9. Risâletü'l-veşâyâ ve'l-fusûl. Kimya ile ilgili olup Risale fî 'ilmi'ş-şınâa ve'l-haceri'l-mükerrem olarak da bilinir. Nuruosmaniye, Râmpûr ve Halep kütüphanelerinde yazma nüs­haları bulunan risale Almanca tercüme­siyle birlikte J. Ruska tarafından neşre­dilmiştir.(3)

10. Dü'â'ul-cevşen. Birkaç varak hacmindeki risa­lenin hicrî XI. yüzyılda istinsah edilmiş bir nüshası Bibliotheque Nationale'de bulunmaktadır.

Bunların dışında Menâfi'u süveri'l-Kur'ân, Kitâb fî işbâti'ş-şâni', Es'ile 'ani'n-nebî, Münâzaratü's-Sâdık fi't-tafzîl beyne Ebî Bekir ve Ali, el-Ed'i-yetü'l-üsbû'iyye, Du'â, Kitâbü's-Sırât, Hırz, el-Hikemü'l-Ca'feriyye, Ri­sale fi'l-kimyâ, Ta'rîfü tedbîri'l-hacer, el-Edille 'ale'l-halk ve't-tedbîr, Risale fî fazli'l-Hacer ve Mûsâ, İhti­yar âtü'l-eyyam ve'ş-şühûr, Mahmûdâtü'l-eyyam, Cedvel fî mezhebi's-sinîn ve'ş-şühûr ve'l-eyyâm, Melhame, el-Kur'a, Risâletü'l-fe'l, Sirâcü'z-zulme ve es-Silkü'n-nâdir gibi eserler Ca­fer es-Sâdık'a nisbet edilmektedir(4).

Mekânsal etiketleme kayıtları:

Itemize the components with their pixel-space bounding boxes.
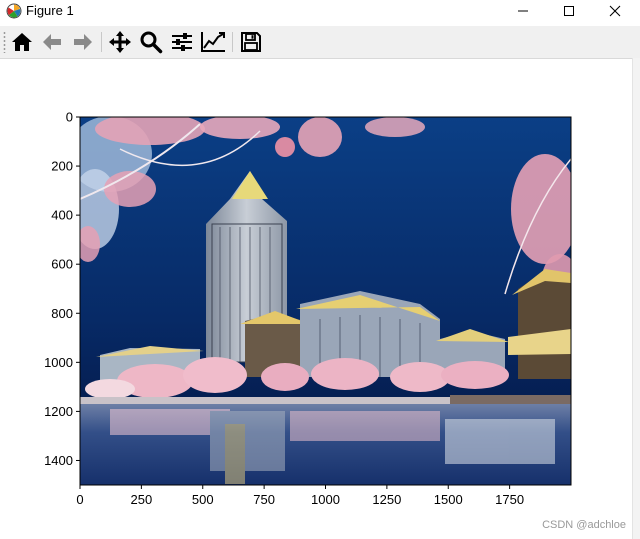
y-tick-label: 1200: [44, 404, 73, 419]
toolbar-separator: [232, 32, 233, 52]
forward-button[interactable]: [70, 29, 96, 55]
home-button[interactable]: [9, 29, 35, 55]
pan-button[interactable]: [107, 29, 133, 55]
y-tick-label: 200: [51, 159, 73, 174]
minimize-button[interactable]: [500, 0, 546, 22]
y-axis: 0 200 400 600 800 1000 1200 1400: [44, 110, 80, 468]
y-tick-label: 400: [51, 208, 73, 223]
y-tick-label: 600: [51, 257, 73, 272]
x-tick-label: 250: [131, 492, 153, 507]
subplots-button[interactable]: [169, 29, 195, 55]
x-tick-label: 1000: [311, 492, 340, 507]
arrow-right-icon: [74, 34, 92, 50]
window-right-edge: [632, 58, 640, 539]
move-icon: [109, 31, 131, 53]
window-titlebar: Figure 1: [0, 0, 640, 24]
maximize-icon: [564, 6, 574, 16]
home-icon: [12, 33, 32, 51]
toolbar-gripper[interactable]: [3, 31, 6, 53]
watermark: CSDN @adchloe: [542, 519, 626, 531]
x-axis: 0 250 500 750 1000 1250 1500 1750: [76, 485, 524, 507]
inverted-photo: [80, 117, 571, 485]
zoom-button[interactable]: [138, 29, 164, 55]
floppy-disk-icon: [241, 32, 261, 52]
y-tick-label: 1400: [44, 453, 73, 468]
toolbar-separator: [101, 32, 102, 52]
x-tick-label: 1250: [372, 492, 401, 507]
x-tick-label: 500: [192, 492, 214, 507]
y-tick-label: 800: [51, 306, 73, 321]
window-title: Figure 1: [26, 3, 74, 18]
magnifier-icon: [140, 31, 163, 54]
close-button[interactable]: [592, 0, 638, 22]
save-button[interactable]: [238, 29, 264, 55]
matplotlib-icon: [6, 3, 22, 19]
x-tick-label: 1750: [495, 492, 524, 507]
line-chart-icon: [201, 32, 225, 52]
arrow-left-icon: [43, 34, 61, 50]
x-tick-label: 0: [76, 492, 83, 507]
navigation-toolbar: [0, 26, 640, 59]
minimize-icon: [518, 10, 528, 12]
x-tick-label: 750: [253, 492, 275, 507]
x-tick-label: 1500: [434, 492, 463, 507]
axes-plot[interactable]: 0 250 500 750 1000 1250 1500 1750 0 200 400 600 800…: [0, 59, 632, 539]
figure-canvas[interactable]: 0 250 500 750 1000 1250 1500 1750 0 200 400 600 800…: [0, 59, 632, 539]
y-tick-label: 1000: [44, 355, 73, 370]
close-icon: [609, 5, 621, 17]
sliders-icon: [172, 33, 192, 51]
back-button[interactable]: [39, 29, 65, 55]
y-tick-label: 0: [66, 110, 73, 125]
maximize-button[interactable]: [546, 0, 592, 22]
axes-button[interactable]: [200, 29, 226, 55]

Yapılacak görevler:
1. Ca'fer es-Sâdık'a nisbet edilen eserlerle ilgili metne göre Dü'â'ul-cevşen'in hicrî XI. yüzyılda istinsah edilmiş nüshası nerededir?
2. Ca'fer es-Sâdık'a nisbet edilen eserlerle ilgili metindeki "9. Risâletü'l-veşâyâ ve'l-fusûl" diye başlayan paragrafı, ana bilgilerini koruyarak madde madde yazın.
3. Ca'fer es-Sâdık'a nisbet edilen eserleri anlatan metni kaldığı yerden sürdürün.

Sıralı sonuçlar:
1. Bibliotheque Nationale'de bulunmaktadır.

2.
- Konusu: kimya
- Diğer adı: Risale fî 'ilmi'ş-şınâa ve'l-haceri'l-mükerrem
- Yazma nüshaları: Nuruosmaniye, Râmpûr ve Halep kütüphanelerinde
- Neşri: J. Ruska tarafından Almanca tercümesiyle birlikte yapılmıştır.

3.
Caferiyye, İsnâaşeriyye Şîa'sının fıkıh mezhebidir. İsnâaşeriyye'ye göre ha­tadan korunmuş bulunmaları sebebiyle imamlar bütün söz ve davranışları sünnet olarak değerlendirilir. Hicrî III. (IX.) asırdan itibaren bütün ri­vayetleri toplayan hadis ve fıkıh kitap­larının yazılmasına başlanmıştır. Ahbârîler'e (Ahbâriyye) göre bu kaynaklardan dördünde yer alan rivayetlerin tamamı sahih olup kesin bir şekilde imamların söz ve fiillerini ifade etmektedir. Bu dört kitap Küleynî'nin (ö. 329/940-41) el-Kâ­fî, İbn Bâbeveyh'in (ö. 381/991) Men lâ yahduruhü'l-fakîh, Ebû Ca'fer et-Tûsînin (ö. 460/1067) el-îstibşâr lî ma'htülife mine'l-ahbâr ve Tehzîbü'l-ahkâm adlı eserleridir.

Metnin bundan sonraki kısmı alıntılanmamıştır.